(Annotated element listings)

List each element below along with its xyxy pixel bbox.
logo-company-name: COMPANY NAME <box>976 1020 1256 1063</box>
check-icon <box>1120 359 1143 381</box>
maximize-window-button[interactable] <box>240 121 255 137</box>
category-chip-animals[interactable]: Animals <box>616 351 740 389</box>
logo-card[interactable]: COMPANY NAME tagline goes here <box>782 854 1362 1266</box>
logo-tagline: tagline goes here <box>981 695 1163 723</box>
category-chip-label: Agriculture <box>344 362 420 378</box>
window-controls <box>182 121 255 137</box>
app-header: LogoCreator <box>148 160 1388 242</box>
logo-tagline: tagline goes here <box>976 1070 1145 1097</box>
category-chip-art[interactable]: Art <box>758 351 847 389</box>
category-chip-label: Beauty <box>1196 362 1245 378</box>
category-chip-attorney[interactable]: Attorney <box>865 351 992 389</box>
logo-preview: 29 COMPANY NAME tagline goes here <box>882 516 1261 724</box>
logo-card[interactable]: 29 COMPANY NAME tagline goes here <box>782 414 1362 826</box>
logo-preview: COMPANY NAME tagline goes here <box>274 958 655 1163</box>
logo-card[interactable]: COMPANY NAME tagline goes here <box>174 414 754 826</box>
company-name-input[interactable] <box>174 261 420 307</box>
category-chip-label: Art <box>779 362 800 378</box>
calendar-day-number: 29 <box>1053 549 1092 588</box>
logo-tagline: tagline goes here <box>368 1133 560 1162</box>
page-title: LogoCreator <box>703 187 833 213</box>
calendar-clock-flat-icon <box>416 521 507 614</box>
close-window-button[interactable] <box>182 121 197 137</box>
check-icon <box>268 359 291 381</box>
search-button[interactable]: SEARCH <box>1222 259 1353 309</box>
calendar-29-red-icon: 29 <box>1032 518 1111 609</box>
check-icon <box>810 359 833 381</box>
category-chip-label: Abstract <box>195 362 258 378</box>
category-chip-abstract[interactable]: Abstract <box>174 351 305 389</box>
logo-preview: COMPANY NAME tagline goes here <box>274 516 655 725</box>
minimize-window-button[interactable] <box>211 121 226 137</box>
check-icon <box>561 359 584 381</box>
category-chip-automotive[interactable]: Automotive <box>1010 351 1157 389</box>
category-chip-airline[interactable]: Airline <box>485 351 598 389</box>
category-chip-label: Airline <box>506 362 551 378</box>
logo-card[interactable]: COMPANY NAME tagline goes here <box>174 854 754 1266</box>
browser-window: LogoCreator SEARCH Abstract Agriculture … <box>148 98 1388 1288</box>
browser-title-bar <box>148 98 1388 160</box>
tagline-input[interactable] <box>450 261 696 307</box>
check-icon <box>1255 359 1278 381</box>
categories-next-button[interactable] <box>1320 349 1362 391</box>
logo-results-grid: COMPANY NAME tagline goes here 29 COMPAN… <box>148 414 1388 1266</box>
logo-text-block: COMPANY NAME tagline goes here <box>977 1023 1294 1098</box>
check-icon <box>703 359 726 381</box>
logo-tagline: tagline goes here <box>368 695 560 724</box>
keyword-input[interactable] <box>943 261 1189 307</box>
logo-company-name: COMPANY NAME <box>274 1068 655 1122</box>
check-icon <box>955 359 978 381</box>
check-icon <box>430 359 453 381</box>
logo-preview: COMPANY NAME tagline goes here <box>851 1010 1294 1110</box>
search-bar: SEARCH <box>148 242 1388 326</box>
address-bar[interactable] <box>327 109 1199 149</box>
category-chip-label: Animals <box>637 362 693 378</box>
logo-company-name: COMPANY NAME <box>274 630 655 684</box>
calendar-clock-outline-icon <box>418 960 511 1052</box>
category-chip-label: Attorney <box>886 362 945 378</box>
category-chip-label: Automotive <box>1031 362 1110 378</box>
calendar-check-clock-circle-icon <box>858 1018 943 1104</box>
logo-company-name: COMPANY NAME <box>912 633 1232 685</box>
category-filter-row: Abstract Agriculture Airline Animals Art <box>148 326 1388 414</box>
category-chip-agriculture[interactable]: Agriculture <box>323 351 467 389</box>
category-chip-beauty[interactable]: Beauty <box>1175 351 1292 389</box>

Goal of the exercise -
Rewrite every line of the records above as a numbered list, omitting any blank lines.

The answer -
1. List each element below along with its xyxy pixel bbox.
2. logo-company-name: COMPANY NAME <box>976 1020 1256 1063</box>
3. check-icon <box>1120 359 1143 381</box>
4. maximize-window-button[interactable] <box>240 121 255 137</box>
5. category-chip-animals[interactable]: Animals <box>616 351 740 389</box>
6. logo-card[interactable]: COMPANY NAME tagline goes here <box>782 854 1362 1266</box>
7. logo-tagline: tagline goes here <box>981 695 1163 723</box>
8. category-chip-label: Agriculture <box>344 362 420 378</box>
9. window-controls <box>182 121 255 137</box>
10. app-header: LogoCreator <box>148 160 1388 242</box>
11. logo-tagline: tagline goes here <box>976 1070 1145 1097</box>
12. category-chip-art[interactable]: Art <box>758 351 847 389</box>
13. category-chip-label: Beauty <box>1196 362 1245 378</box>
14. category-chip-attorney[interactable]: Attorney <box>865 351 992 389</box>
15. logo-preview: 29 COMPANY NAME tagline goes here <box>882 516 1261 724</box>
16. logo-card[interactable]: 29 COMPANY NAME tagline goes here <box>782 414 1362 826</box>
17. logo-preview: COMPANY NAME tagline goes here <box>274 958 655 1163</box>
18. logo-card[interactable]: COMPANY NAME tagline goes here <box>174 414 754 826</box>
19. company-name-input[interactable] <box>174 261 420 307</box>
20. category-chip-label: Art <box>779 362 800 378</box>
21. calendar-day-number: 29 <box>1053 549 1092 588</box>
22. logo-tagline: tagline goes here <box>368 1133 560 1162</box>
23. page-title: LogoCreator <box>703 187 833 213</box>
24. calendar-clock-flat-icon <box>416 521 507 614</box>
25. close-window-button[interactable] <box>182 121 197 137</box>
26. check-icon <box>268 359 291 381</box>
27. search-button[interactable]: SEARCH <box>1222 259 1353 309</box>
28. calendar-29-red-icon: 29 <box>1032 518 1111 609</box>
29. check-icon <box>810 359 833 381</box>
30. category-chip-label: Abstract <box>195 362 258 378</box>
31. category-chip-abstract[interactable]: Abstract <box>174 351 305 389</box>
32. logo-preview: COMPANY NAME tagline goes here <box>274 516 655 725</box>
33. minimize-window-button[interactable] <box>211 121 226 137</box>
34. check-icon <box>561 359 584 381</box>
35. category-chip-automotive[interactable]: Automotive <box>1010 351 1157 389</box>
36. category-chip-airline[interactable]: Airline <box>485 351 598 389</box>
37. category-chip-label: Airline <box>506 362 551 378</box>
38. logo-card[interactable]: COMPANY NAME tagline goes here <box>174 854 754 1266</box>
39. browser-window: LogoCreator SEARCH Abstract Agriculture … <box>148 98 1388 1288</box>
40. browser-title-bar <box>148 98 1388 160</box>
41. tagline-input[interactable] <box>450 261 696 307</box>
42. check-icon <box>1255 359 1278 381</box>
43. categories-next-button[interactable] <box>1320 349 1362 391</box>
44. logo-results-grid: COMPANY NAME tagline goes here 29 COMPAN… <box>148 414 1388 1266</box>
45. logo-text-block: COMPANY NAME tagline goes here <box>977 1023 1294 1098</box>
46. check-icon <box>703 359 726 381</box>
47. logo-tagline: tagline goes here <box>368 695 560 724</box>
48. keyword-input[interactable] <box>943 261 1189 307</box>
49. logo-company-name: COMPANY NAME <box>274 1068 655 1122</box>
50. check-icon <box>955 359 978 381</box>
51. check-icon <box>430 359 453 381</box>
52. logo-preview: COMPANY NAME tagline goes here <box>851 1010 1294 1110</box>
53. search-bar: SEARCH <box>148 242 1388 326</box>
54. address-bar[interactable] <box>327 109 1199 149</box>
55. category-chip-label: Animals <box>637 362 693 378</box>
56. logo-company-name: COMPANY NAME <box>274 630 655 684</box>
57. calendar-clock-outline-icon <box>418 960 511 1052</box>
58. category-chip-label: Attorney <box>886 362 945 378</box>
59. category-chip-label: Automotive <box>1031 362 1110 378</box>
60. calendar-check-clock-circle-icon <box>858 1018 943 1104</box>
61. logo-company-name: COMPANY NAME <box>912 633 1232 685</box>
62. category-filter-row: Abstract Agriculture Airline Animals Art <box>148 326 1388 414</box>
63. category-chip-agriculture[interactable]: Agriculture <box>323 351 467 389</box>
64. category-chip-beauty[interactable]: Beauty <box>1175 351 1292 389</box>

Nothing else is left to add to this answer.